(Records from a collection of figures)
%%

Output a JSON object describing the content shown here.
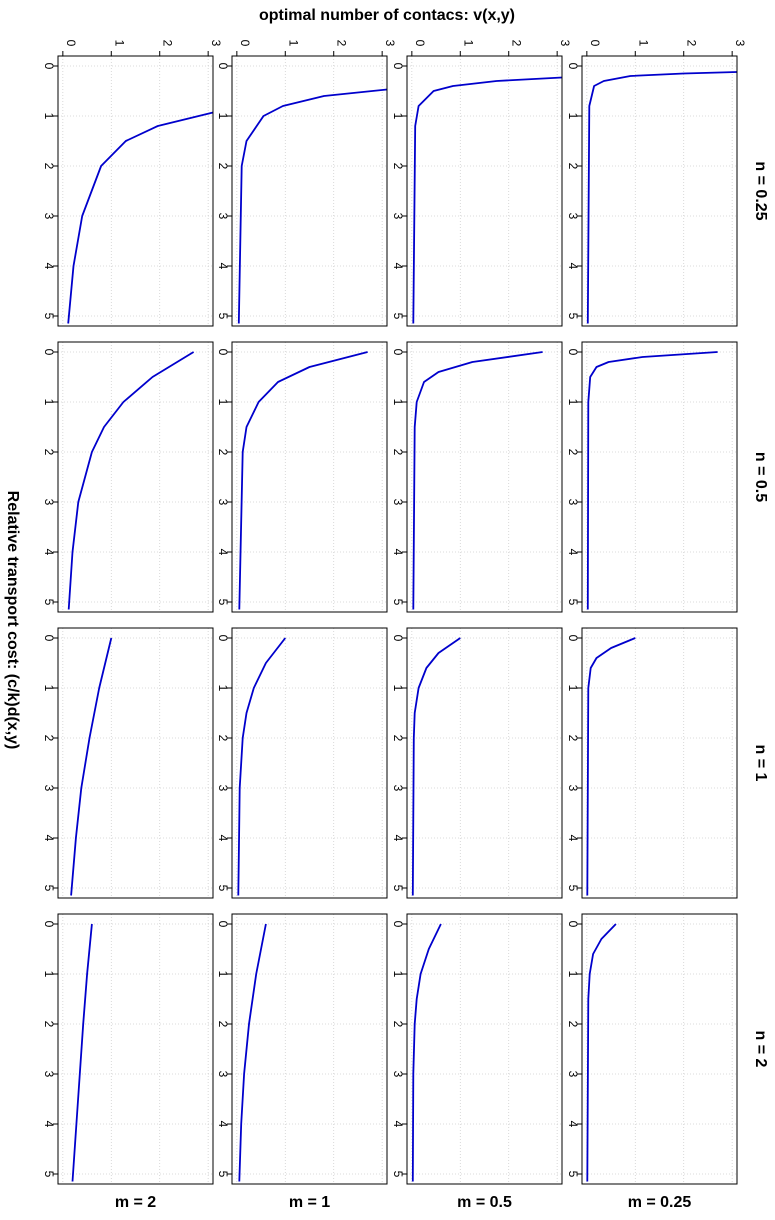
{
  "chart_data": {
    "type": "line",
    "title": "optimal number of contacs: v(x,y)",
    "ylabel": "Relative transport cost: (c/k)d(x,y)",
    "orientation": "rotated 90° clockwise (value axis across the top, transport cost axis running down)",
    "value_axis": {
      "label": "optimal number of contacs: v(x,y)",
      "range": [
        -0.1,
        3.1
      ],
      "ticks": [
        0,
        1,
        2,
        3
      ],
      "tick_labels": [
        "0",
        "1",
        "2",
        "3"
      ],
      "ticks_shown_on": "top row only"
    },
    "cost_axis": {
      "label": "Relative transport cost: (c/k)d(x,y)",
      "range": [
        -0.2,
        5.2
      ],
      "ticks": [
        0,
        1,
        2,
        3,
        4,
        5
      ],
      "tick_labels": [
        "0",
        "1",
        "2",
        "3",
        "4",
        "5"
      ],
      "ticks_shown_on": "every panel"
    },
    "grid": "dotted",
    "line_color": "#0000cc",
    "column_labels": [
      "m = 2",
      "m = 1",
      "m = 0.5",
      "m = 0.25"
    ],
    "row_labels": [
      "n = 0.25",
      "n = 0.5",
      "n = 1",
      "n = 2"
    ],
    "panels": [
      {
        "n": 0.25,
        "m": 2,
        "series": [
          {
            "cost": [
              0.93,
              1.2,
              1.5,
              2,
              3,
              4,
              5.15
            ],
            "value": [
              3.1,
              1.96,
              1.3,
              0.79,
              0.4,
              0.22,
              0.11
            ]
          }
        ]
      },
      {
        "n": 0.25,
        "m": 1,
        "series": [
          {
            "cost": [
              0.47,
              0.6,
              0.8,
              1,
              1.5,
              2,
              5.15
            ],
            "value": [
              3.1,
              1.8,
              0.95,
              0.55,
              0.2,
              0.1,
              0.04
            ]
          }
        ]
      },
      {
        "n": 0.25,
        "m": 0.5,
        "series": [
          {
            "cost": [
              0.23,
              0.3,
              0.4,
              0.5,
              0.8,
              1.2,
              5.15
            ],
            "value": [
              3.1,
              1.75,
              0.85,
              0.45,
              0.14,
              0.07,
              0.03
            ]
          }
        ]
      },
      {
        "n": 0.25,
        "m": 0.25,
        "series": [
          {
            "cost": [
              0.12,
              0.15,
              0.2,
              0.3,
              0.4,
              0.8,
              5.15
            ],
            "value": [
              3.1,
              2.0,
              0.9,
              0.35,
              0.15,
              0.05,
              0.02
            ]
          }
        ]
      },
      {
        "n": 0.5,
        "m": 2,
        "series": [
          {
            "cost": [
              0,
              0.5,
              1,
              1.5,
              2,
              3,
              4,
              5.15
            ],
            "value": [
              2.7,
              1.85,
              1.25,
              0.85,
              0.6,
              0.32,
              0.2,
              0.12
            ]
          }
        ]
      },
      {
        "n": 0.5,
        "m": 1,
        "series": [
          {
            "cost": [
              0,
              0.3,
              0.6,
              1,
              1.5,
              2,
              5.15
            ],
            "value": [
              2.7,
              1.5,
              0.85,
              0.45,
              0.2,
              0.12,
              0.05
            ]
          }
        ]
      },
      {
        "n": 0.5,
        "m": 0.5,
        "series": [
          {
            "cost": [
              0,
              0.2,
              0.4,
              0.6,
              1,
              1.5,
              5.15
            ],
            "value": [
              2.7,
              1.25,
              0.55,
              0.25,
              0.1,
              0.06,
              0.03
            ]
          }
        ]
      },
      {
        "n": 0.5,
        "m": 0.25,
        "series": [
          {
            "cost": [
              0,
              0.1,
              0.2,
              0.3,
              0.5,
              1,
              5.15
            ],
            "value": [
              2.7,
              1.15,
              0.45,
              0.2,
              0.07,
              0.03,
              0.02
            ]
          }
        ]
      },
      {
        "n": 1,
        "m": 2,
        "series": [
          {
            "cost": [
              0,
              1,
              2,
              3,
              4,
              5.15
            ],
            "value": [
              1.0,
              0.75,
              0.55,
              0.38,
              0.27,
              0.17
            ]
          }
        ]
      },
      {
        "n": 1,
        "m": 1,
        "series": [
          {
            "cost": [
              0,
              0.5,
              1,
              1.5,
              2,
              3,
              5.15
            ],
            "value": [
              1.0,
              0.6,
              0.35,
              0.2,
              0.12,
              0.06,
              0.03
            ]
          }
        ]
      },
      {
        "n": 1,
        "m": 0.5,
        "series": [
          {
            "cost": [
              0,
              0.3,
              0.6,
              1,
              1.5,
              2,
              5.15
            ],
            "value": [
              1.0,
              0.55,
              0.3,
              0.14,
              0.06,
              0.04,
              0.02
            ]
          }
        ]
      },
      {
        "n": 1,
        "m": 0.25,
        "series": [
          {
            "cost": [
              0,
              0.2,
              0.4,
              0.6,
              1,
              5.15
            ],
            "value": [
              1.0,
              0.5,
              0.2,
              0.08,
              0.03,
              0.01
            ]
          }
        ]
      },
      {
        "n": 2,
        "m": 2,
        "series": [
          {
            "cost": [
              0,
              1,
              2,
              3,
              4,
              5.15
            ],
            "value": [
              0.6,
              0.5,
              0.42,
              0.35,
              0.28,
              0.2
            ]
          }
        ]
      },
      {
        "n": 2,
        "m": 1,
        "series": [
          {
            "cost": [
              0,
              1,
              2,
              3,
              4,
              5.15
            ],
            "value": [
              0.6,
              0.4,
              0.25,
              0.15,
              0.09,
              0.05
            ]
          }
        ]
      },
      {
        "n": 2,
        "m": 0.5,
        "series": [
          {
            "cost": [
              0,
              0.5,
              1,
              1.5,
              2,
              3,
              5.15
            ],
            "value": [
              0.6,
              0.35,
              0.18,
              0.1,
              0.06,
              0.03,
              0.02
            ]
          }
        ]
      },
      {
        "n": 2,
        "m": 0.25,
        "series": [
          {
            "cost": [
              0,
              0.3,
              0.6,
              1,
              1.5,
              5.15
            ],
            "value": [
              0.6,
              0.3,
              0.13,
              0.06,
              0.03,
              0.01
            ]
          }
        ]
      }
    ]
  }
}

%%

» **THE REQUEST**
Collect the lines of the data that carry the word "transport".

» **CORRECT ANSWER**
    "ylabel": "Relative transport cost: (c/k)d(x,y)",
    "orientation": "rotated 90° clockwise (value axis across the top, transport cost axis running down)",
      "label": "Relative transport cost: (c/k)d(x,y)",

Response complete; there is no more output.